* Start Data extract *

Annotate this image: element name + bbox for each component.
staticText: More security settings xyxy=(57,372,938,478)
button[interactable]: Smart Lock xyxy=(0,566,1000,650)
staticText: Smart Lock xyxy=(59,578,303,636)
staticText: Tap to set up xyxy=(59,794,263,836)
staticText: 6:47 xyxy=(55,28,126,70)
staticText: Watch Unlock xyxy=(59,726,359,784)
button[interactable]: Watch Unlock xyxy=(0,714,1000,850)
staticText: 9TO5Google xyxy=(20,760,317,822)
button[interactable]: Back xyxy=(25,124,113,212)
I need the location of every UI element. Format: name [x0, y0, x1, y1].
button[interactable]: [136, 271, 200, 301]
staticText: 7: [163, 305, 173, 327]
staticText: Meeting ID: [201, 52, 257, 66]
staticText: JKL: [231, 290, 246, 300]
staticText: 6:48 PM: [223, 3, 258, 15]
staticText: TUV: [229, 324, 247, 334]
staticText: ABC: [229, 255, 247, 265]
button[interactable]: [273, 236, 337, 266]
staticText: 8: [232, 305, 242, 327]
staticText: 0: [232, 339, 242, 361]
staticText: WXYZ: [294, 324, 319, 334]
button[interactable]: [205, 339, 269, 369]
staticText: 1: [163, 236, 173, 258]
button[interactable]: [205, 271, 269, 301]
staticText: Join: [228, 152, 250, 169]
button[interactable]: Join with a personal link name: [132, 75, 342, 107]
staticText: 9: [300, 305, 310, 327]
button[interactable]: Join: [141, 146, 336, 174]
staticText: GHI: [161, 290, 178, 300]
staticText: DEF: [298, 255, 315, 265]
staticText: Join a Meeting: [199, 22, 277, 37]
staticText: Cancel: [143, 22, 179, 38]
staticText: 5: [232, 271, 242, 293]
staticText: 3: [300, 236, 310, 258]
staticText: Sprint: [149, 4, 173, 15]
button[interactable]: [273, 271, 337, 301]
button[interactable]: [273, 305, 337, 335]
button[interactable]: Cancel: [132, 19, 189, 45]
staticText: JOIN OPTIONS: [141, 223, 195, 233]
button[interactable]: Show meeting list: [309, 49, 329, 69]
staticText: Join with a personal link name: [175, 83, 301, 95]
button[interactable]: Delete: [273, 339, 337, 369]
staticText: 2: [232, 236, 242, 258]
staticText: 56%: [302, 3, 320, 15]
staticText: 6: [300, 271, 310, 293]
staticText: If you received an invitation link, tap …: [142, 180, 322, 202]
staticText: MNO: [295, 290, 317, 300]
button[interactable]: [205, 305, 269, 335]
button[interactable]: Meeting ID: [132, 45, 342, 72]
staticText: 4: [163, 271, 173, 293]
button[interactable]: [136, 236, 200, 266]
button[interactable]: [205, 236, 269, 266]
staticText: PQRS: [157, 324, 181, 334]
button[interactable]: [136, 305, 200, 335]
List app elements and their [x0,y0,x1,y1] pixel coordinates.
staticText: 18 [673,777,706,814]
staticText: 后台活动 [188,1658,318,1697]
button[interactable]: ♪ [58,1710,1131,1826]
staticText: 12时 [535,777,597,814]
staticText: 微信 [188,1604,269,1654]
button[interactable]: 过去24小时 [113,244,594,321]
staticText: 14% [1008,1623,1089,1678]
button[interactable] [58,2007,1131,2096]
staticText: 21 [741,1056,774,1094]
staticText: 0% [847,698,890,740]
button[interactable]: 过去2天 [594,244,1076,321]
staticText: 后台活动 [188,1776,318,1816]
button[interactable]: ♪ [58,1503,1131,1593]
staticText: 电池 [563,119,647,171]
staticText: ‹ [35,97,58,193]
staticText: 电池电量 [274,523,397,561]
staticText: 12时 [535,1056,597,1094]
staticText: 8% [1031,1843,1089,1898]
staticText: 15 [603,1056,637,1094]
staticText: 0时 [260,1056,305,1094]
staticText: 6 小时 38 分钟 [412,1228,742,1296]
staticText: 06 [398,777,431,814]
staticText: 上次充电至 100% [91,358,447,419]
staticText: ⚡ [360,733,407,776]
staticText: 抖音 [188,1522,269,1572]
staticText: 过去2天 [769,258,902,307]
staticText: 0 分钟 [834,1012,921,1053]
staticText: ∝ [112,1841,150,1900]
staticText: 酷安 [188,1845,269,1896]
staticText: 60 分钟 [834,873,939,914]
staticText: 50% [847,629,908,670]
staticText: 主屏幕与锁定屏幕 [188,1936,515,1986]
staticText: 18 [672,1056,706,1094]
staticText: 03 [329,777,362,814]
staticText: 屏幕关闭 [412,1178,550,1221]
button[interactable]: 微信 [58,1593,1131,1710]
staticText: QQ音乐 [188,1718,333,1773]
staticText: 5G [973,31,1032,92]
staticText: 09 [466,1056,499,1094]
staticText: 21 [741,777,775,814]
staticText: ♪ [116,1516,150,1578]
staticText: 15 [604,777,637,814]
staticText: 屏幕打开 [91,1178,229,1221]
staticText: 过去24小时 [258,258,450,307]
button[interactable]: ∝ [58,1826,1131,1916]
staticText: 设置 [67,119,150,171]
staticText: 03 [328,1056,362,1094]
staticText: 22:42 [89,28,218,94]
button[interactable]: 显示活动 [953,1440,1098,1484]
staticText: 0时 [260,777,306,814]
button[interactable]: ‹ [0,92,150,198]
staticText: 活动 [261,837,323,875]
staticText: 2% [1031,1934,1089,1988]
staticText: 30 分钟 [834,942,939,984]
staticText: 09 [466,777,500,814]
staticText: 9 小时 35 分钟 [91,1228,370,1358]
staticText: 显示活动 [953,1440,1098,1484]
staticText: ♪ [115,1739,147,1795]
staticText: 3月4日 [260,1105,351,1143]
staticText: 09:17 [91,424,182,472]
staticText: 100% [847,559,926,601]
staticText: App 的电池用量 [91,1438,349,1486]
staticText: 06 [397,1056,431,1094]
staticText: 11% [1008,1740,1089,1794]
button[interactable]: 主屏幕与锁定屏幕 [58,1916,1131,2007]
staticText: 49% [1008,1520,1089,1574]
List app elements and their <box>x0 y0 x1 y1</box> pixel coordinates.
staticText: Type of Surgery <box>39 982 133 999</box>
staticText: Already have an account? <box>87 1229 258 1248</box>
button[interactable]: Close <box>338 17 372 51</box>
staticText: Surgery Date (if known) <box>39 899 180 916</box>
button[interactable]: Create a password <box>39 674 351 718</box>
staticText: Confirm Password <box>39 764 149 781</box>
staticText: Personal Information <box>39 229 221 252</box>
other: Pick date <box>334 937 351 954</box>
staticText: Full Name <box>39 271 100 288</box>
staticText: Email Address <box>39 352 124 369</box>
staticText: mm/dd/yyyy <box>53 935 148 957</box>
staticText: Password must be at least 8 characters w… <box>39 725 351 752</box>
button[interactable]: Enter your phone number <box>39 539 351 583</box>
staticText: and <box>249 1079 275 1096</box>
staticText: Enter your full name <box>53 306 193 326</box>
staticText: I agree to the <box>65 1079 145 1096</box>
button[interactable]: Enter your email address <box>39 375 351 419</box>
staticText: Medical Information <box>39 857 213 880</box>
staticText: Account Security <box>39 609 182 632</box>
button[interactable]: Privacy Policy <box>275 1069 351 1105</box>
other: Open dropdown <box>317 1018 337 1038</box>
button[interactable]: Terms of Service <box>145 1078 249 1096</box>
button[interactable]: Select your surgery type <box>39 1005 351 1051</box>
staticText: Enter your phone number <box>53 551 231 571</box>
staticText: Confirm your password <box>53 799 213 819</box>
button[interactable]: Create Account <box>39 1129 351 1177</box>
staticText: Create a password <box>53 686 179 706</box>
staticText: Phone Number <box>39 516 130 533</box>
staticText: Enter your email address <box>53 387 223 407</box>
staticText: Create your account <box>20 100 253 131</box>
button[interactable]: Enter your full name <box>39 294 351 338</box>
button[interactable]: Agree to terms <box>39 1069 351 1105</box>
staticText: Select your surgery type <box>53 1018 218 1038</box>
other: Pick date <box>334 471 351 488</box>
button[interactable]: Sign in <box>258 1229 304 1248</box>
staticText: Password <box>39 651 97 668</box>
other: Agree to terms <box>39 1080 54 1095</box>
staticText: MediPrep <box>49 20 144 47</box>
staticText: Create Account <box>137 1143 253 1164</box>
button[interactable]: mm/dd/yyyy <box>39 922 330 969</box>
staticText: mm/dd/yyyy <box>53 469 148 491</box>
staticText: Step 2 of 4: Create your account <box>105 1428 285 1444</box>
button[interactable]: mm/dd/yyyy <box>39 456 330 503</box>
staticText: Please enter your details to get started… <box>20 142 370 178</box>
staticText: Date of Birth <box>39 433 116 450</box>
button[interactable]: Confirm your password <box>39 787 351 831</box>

* End Data extract *

# [Written exercise]
Copy the records word for word, from their first line through the line containing "staticText: Meeting ID: [201, 52, 257, 66]", that line included.

# [Exercise answer]
Annotate this image: element name + bbox for each component.
staticText: More security settings xyxy=(57,372,938,478)
button[interactable]: Smart Lock xyxy=(0,566,1000,650)
staticText: Smart Lock xyxy=(59,578,303,636)
staticText: Tap to set up xyxy=(59,794,263,836)
staticText: 6:47 xyxy=(55,28,126,70)
staticText: Watch Unlock xyxy=(59,726,359,784)
button[interactable]: Watch Unlock xyxy=(0,714,1000,850)
staticText: 9TO5Google xyxy=(20,760,317,822)
button[interactable]: Back xyxy=(25,124,113,212)
I need the location of every UI element. Format: name [x0, y0, x1, y1].
button[interactable]: [136, 271, 200, 301]
staticText: 7: [163, 305, 173, 327]
staticText: Meeting ID: [201, 52, 257, 66]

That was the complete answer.